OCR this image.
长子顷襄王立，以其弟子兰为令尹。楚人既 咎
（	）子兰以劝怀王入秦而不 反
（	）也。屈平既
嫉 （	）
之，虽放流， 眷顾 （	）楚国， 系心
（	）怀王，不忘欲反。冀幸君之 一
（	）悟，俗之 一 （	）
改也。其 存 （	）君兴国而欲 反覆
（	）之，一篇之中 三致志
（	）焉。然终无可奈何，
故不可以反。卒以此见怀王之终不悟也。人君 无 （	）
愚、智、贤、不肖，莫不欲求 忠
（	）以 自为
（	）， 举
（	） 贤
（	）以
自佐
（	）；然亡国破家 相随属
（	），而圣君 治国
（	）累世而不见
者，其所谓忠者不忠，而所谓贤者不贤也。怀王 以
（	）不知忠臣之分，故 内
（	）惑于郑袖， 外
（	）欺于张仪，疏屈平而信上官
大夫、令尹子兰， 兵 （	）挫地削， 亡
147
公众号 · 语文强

**********

» Required work
Give the complete listing a second time, exactly as it reads.

» Answer to this exercise
OCR this image.
长子顷襄王立，以其弟子兰为令尹。楚人既 咎
（	）子兰以劝怀王入秦而不 反
（	）也。屈平既
嫉 （	）
之，虽放流， 眷顾 （	）楚国， 系心
（	）怀王，不忘欲反。冀幸君之 一
（	）悟，俗之 一 （	）
改也。其 存 （	）君兴国而欲 反覆
（	）之，一篇之中 三致志
（	）焉。然终无可奈何，
故不可以反。卒以此见怀王之终不悟也。人君 无 （	）
愚、智、贤、不肖，莫不欲求 忠
（	）以 自为
（	）， 举
（	） 贤
（	）以
自佐
（	）；然亡国破家 相随属
（	），而圣君 治国
（	）累世而不见
者，其所谓忠者不忠，而所谓贤者不贤也。怀王 以
（	）不知忠臣之分，故 内
（	）惑于郑袖， 外
（	）欺于张仪，疏屈平而信上官
大夫、令尹子兰， 兵 （	）挫地削， 亡
147
公众号 · 语文强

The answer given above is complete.